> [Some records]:
****************

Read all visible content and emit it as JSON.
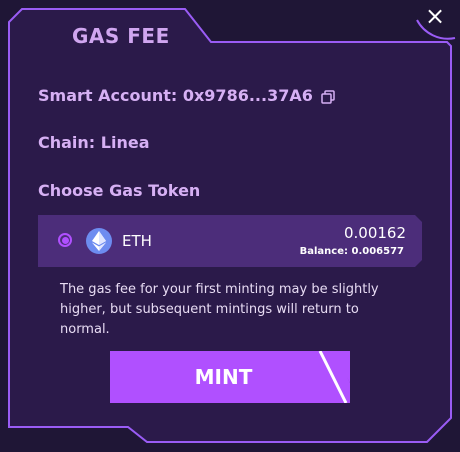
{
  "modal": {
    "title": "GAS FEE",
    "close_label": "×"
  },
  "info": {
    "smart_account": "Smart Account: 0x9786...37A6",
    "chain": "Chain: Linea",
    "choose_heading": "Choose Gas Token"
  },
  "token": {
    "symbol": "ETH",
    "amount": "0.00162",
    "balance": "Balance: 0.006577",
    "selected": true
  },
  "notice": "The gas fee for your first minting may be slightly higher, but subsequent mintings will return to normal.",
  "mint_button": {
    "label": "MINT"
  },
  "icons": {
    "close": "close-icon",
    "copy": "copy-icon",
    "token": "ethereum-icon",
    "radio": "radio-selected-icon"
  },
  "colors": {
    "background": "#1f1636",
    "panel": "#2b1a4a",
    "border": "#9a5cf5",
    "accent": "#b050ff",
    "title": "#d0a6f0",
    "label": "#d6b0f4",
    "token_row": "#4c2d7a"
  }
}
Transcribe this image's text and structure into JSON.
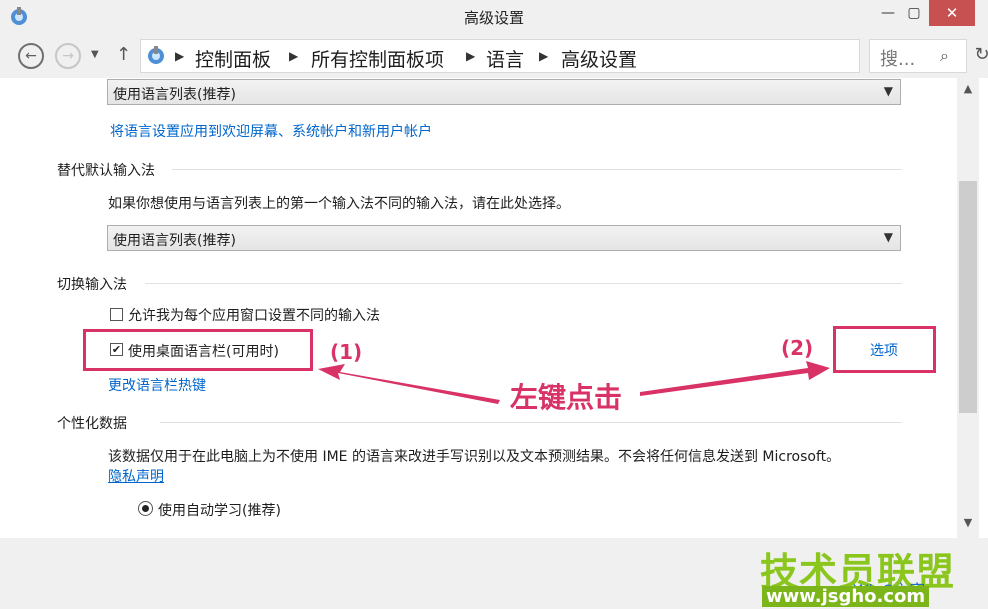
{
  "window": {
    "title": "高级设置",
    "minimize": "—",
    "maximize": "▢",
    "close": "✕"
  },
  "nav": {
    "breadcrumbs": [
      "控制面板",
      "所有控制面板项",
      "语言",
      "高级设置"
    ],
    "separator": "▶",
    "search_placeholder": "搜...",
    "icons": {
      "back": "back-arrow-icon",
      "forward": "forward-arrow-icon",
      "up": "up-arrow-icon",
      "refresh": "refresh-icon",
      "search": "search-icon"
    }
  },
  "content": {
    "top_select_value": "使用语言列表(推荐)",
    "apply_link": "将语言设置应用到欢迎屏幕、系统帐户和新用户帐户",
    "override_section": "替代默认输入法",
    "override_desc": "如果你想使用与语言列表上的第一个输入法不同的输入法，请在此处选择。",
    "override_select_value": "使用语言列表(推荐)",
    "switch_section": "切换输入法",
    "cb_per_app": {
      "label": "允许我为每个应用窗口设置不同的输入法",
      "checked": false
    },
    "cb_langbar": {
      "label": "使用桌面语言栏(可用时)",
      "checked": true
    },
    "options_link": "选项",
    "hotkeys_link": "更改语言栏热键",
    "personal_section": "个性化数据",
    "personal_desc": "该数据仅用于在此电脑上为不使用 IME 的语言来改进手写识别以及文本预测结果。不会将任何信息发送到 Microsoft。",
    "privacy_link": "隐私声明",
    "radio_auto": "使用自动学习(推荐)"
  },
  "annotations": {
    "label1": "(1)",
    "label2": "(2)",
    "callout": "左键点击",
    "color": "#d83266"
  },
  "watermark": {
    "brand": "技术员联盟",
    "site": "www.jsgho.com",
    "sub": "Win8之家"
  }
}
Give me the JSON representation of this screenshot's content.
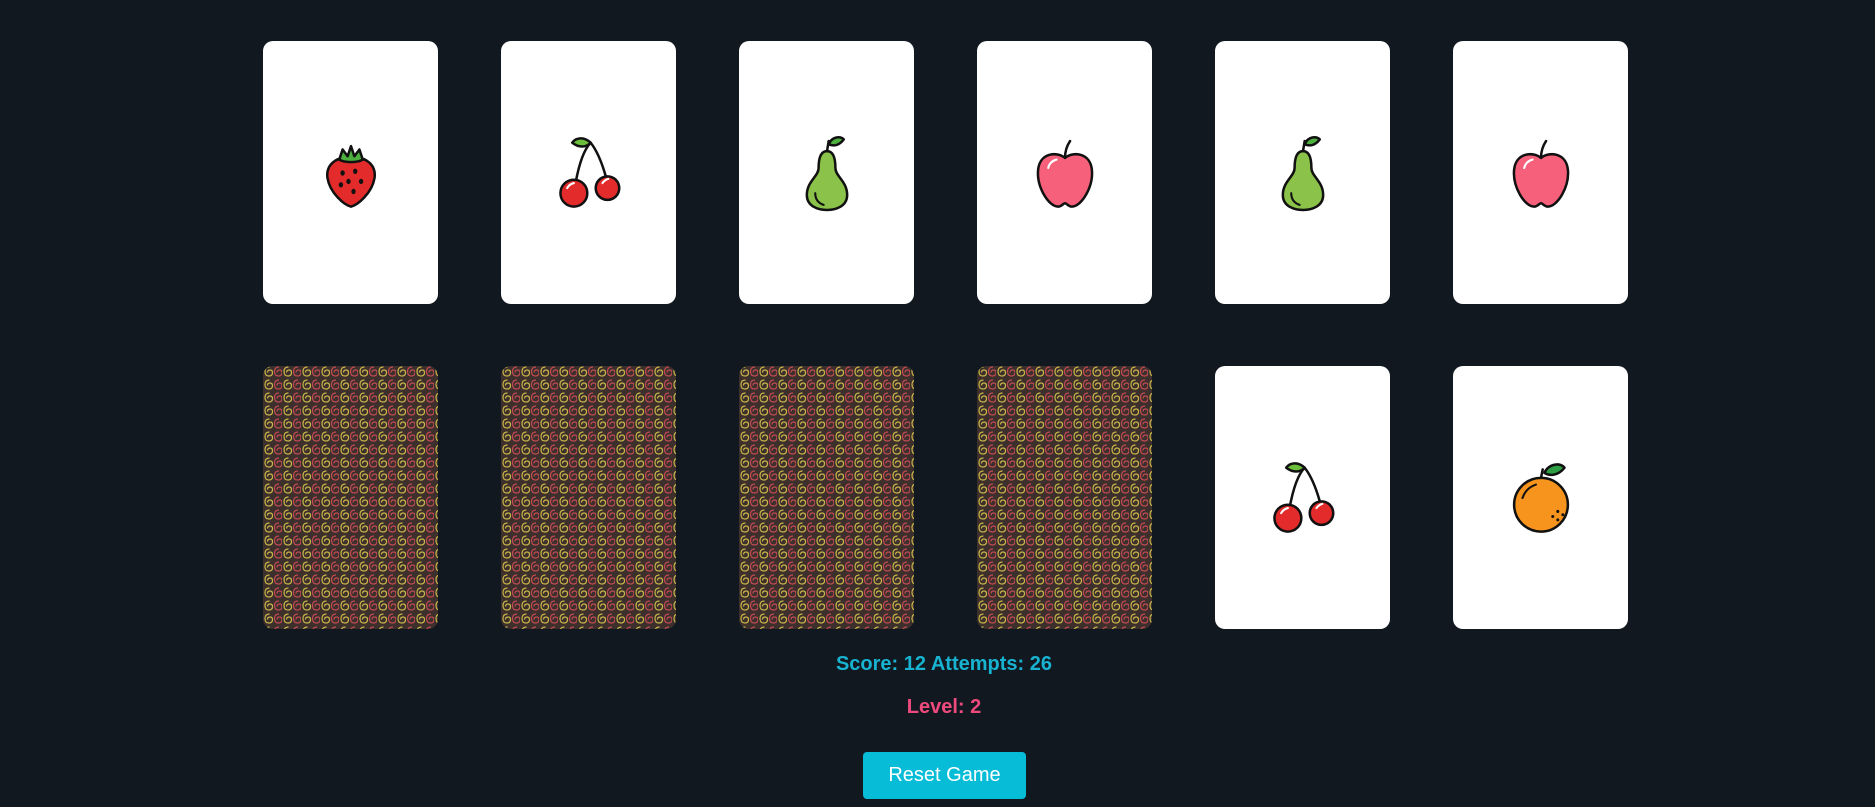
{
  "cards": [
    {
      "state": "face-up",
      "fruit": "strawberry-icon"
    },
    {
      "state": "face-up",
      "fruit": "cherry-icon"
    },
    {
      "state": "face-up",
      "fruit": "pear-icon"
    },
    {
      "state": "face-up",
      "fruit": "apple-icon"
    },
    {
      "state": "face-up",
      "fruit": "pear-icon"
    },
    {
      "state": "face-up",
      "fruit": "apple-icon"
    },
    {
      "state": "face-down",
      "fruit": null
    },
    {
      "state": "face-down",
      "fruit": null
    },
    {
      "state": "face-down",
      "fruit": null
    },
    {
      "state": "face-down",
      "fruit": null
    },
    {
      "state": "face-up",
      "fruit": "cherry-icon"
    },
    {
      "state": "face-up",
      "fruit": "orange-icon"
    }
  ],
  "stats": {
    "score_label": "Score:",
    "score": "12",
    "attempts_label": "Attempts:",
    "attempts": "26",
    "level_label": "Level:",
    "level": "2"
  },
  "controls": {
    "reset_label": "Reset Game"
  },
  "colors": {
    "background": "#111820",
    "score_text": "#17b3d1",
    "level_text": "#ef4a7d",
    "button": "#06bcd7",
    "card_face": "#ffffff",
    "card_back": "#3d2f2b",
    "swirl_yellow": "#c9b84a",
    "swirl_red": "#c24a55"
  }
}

****************

> [Instructions for the task]: Find how many lines hold the string "arrow", and state that number alone.

> [Solution to this problem]: 3